EXERCISE OBJECTIVE:
Go through the entries below and write each one out exactly.

Begin RECORD SET

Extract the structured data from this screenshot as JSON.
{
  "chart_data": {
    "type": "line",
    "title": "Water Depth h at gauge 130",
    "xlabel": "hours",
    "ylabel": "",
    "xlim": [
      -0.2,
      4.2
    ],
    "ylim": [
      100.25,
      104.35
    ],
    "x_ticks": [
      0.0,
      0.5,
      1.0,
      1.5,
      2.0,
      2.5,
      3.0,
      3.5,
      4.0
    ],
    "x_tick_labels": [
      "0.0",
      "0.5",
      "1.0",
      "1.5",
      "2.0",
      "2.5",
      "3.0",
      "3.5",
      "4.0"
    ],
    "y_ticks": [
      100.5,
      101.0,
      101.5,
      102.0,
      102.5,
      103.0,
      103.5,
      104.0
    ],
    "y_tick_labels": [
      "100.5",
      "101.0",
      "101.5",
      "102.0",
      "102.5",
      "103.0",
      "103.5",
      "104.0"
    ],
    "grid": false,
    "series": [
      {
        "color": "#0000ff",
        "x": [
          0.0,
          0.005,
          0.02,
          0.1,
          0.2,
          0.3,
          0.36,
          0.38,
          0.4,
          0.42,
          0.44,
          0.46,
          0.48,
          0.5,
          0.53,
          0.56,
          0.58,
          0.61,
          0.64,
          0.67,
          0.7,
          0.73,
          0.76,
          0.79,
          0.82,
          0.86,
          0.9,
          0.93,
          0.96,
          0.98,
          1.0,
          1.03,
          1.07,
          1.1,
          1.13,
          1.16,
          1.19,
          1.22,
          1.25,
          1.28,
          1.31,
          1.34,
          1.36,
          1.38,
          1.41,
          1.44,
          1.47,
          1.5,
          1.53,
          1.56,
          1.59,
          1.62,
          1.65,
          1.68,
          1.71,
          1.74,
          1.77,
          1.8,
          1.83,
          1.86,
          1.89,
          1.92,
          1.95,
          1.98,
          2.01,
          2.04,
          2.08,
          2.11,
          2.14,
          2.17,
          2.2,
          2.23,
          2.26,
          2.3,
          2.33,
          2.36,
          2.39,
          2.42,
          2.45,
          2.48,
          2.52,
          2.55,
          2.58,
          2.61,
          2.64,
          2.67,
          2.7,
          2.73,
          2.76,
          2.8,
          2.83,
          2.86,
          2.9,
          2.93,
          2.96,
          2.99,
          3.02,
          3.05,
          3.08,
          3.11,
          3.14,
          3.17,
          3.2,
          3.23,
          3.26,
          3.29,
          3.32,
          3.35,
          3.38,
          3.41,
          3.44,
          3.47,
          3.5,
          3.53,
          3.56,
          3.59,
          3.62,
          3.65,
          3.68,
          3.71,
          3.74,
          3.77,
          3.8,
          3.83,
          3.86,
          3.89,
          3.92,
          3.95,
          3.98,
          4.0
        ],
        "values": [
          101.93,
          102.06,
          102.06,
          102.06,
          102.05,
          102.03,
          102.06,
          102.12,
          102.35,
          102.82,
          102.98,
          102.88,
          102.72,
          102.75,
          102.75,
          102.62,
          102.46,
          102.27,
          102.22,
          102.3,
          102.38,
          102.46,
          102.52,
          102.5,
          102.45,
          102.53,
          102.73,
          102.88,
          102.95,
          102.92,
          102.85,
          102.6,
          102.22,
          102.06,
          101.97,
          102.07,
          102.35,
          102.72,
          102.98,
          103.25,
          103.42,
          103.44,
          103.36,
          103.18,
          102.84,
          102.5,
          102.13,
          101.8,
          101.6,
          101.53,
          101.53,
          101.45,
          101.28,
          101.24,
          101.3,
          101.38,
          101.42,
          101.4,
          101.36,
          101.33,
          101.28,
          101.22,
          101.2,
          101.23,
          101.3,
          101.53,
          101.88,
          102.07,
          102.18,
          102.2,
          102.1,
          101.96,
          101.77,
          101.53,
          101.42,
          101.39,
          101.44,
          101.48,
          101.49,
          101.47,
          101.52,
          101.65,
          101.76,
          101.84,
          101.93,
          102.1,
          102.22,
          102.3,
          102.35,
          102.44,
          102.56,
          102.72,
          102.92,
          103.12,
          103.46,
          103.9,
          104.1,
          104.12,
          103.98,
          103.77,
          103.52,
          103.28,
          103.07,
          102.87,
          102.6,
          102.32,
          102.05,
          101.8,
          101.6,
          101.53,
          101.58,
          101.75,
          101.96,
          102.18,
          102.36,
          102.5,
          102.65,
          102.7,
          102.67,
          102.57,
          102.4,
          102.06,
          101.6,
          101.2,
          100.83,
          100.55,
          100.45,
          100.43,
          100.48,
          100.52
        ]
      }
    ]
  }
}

End RECORD SET

RESPONSE:
Extract the structured data from this screenshot as JSON.
{
  "chart_data": {
    "type": "line",
    "title": "Water Depth h at gauge 130",
    "xlabel": "hours",
    "ylabel": "",
    "xlim": [
      -0.2,
      4.2
    ],
    "ylim": [
      100.25,
      104.35
    ],
    "x_ticks": [
      0.0,
      0.5,
      1.0,
      1.5,
      2.0,
      2.5,
      3.0,
      3.5,
      4.0
    ],
    "x_tick_labels": [
      "0.0",
      "0.5",
      "1.0",
      "1.5",
      "2.0",
      "2.5",
      "3.0",
      "3.5",
      "4.0"
    ],
    "y_ticks": [
      100.5,
      101.0,
      101.5,
      102.0,
      102.5,
      103.0,
      103.5,
      104.0
    ],
    "y_tick_labels": [
      "100.5",
      "101.0",
      "101.5",
      "102.0",
      "102.5",
      "103.0",
      "103.5",
      "104.0"
    ],
    "grid": false,
    "series": [
      {
        "color": "#0000ff",
        "x": [
          0.0,
          0.005,
          0.02,
          0.1,
          0.2,
          0.3,
          0.36,
          0.38,
          0.4,
          0.42,
          0.44,
          0.46,
          0.48,
          0.5,
          0.53,
          0.56,
          0.58,
          0.61,
          0.64,
          0.67,
          0.7,
          0.73,
          0.76,
          0.79,
          0.82,
          0.86,
          0.9,
          0.93,
          0.96,
          0.98,
          1.0,
          1.03,
          1.07,
          1.1,
          1.13,
          1.16,
          1.19,
          1.22,
          1.25,
          1.28,
          1.31,
          1.34,
          1.36,
          1.38,
          1.41,
          1.44,
          1.47,
          1.5,
          1.53,
          1.56,
          1.59,
          1.62,
          1.65,
          1.68,
          1.71,
          1.74,
          1.77,
          1.8,
          1.83,
          1.86,
          1.89,
          1.92,
          1.95,
          1.98,
          2.01,
          2.04,
          2.08,
          2.11,
          2.14,
          2.17,
          2.2,
          2.23,
          2.26,
          2.3,
          2.33,
          2.36,
          2.39,
          2.42,
          2.45,
          2.48,
          2.52,
          2.55,
          2.58,
          2.61,
          2.64,
          2.67,
          2.7,
          2.73,
          2.76,
          2.8,
          2.83,
          2.86,
          2.9,
          2.93,
          2.96,
          2.99,
          3.02,
          3.05,
          3.08,
          3.11,
          3.14,
          3.17,
          3.2,
          3.23,
          3.26,
          3.29,
          3.32,
          3.35,
          3.38,
          3.41,
          3.44,
          3.47,
          3.5,
          3.53,
          3.56,
          3.59,
          3.62,
          3.65,
          3.68,
          3.71,
          3.74,
          3.77,
          3.8,
          3.83,
          3.86,
          3.89,
          3.92,
          3.95,
          3.98,
          4.0
        ],
        "values": [
          101.93,
          102.06,
          102.06,
          102.06,
          102.05,
          102.03,
          102.06,
          102.12,
          102.35,
          102.82,
          102.98,
          102.88,
          102.72,
          102.75,
          102.75,
          102.62,
          102.46,
          102.27,
          102.22,
          102.3,
          102.38,
          102.46,
          102.52,
          102.5,
          102.45,
          102.53,
          102.73,
          102.88,
          102.95,
          102.92,
          102.85,
          102.6,
          102.22,
          102.06,
          101.97,
          102.07,
          102.35,
          102.72,
          102.98,
          103.25,
          103.42,
          103.44,
          103.36,
          103.18,
          102.84,
          102.5,
          102.13,
          101.8,
          101.6,
          101.53,
          101.53,
          101.45,
          101.28,
          101.24,
          101.3,
          101.38,
          101.42,
          101.4,
          101.36,
          101.33,
          101.28,
          101.22,
          101.2,
          101.23,
          101.3,
          101.53,
          101.88,
          102.07,
          102.18,
          102.2,
          102.1,
          101.96,
          101.77,
          101.53,
          101.42,
          101.39,
          101.44,
          101.48,
          101.49,
          101.47,
          101.52,
          101.65,
          101.76,
          101.84,
          101.93,
          102.1,
          102.22,
          102.3,
          102.35,
          102.44,
          102.56,
          102.72,
          102.92,
          103.12,
          103.46,
          103.9,
          104.1,
          104.12,
          103.98,
          103.77,
          103.52,
          103.28,
          103.07,
          102.87,
          102.6,
          102.32,
          102.05,
          101.8,
          101.6,
          101.53,
          101.58,
          101.75,
          101.96,
          102.18,
          102.36,
          102.5,
          102.65,
          102.7,
          102.67,
          102.57,
          102.4,
          102.06,
          101.6,
          101.2,
          100.83,
          100.55,
          100.45,
          100.43,
          100.48,
          100.52
        ]
      }
    ]
  }
}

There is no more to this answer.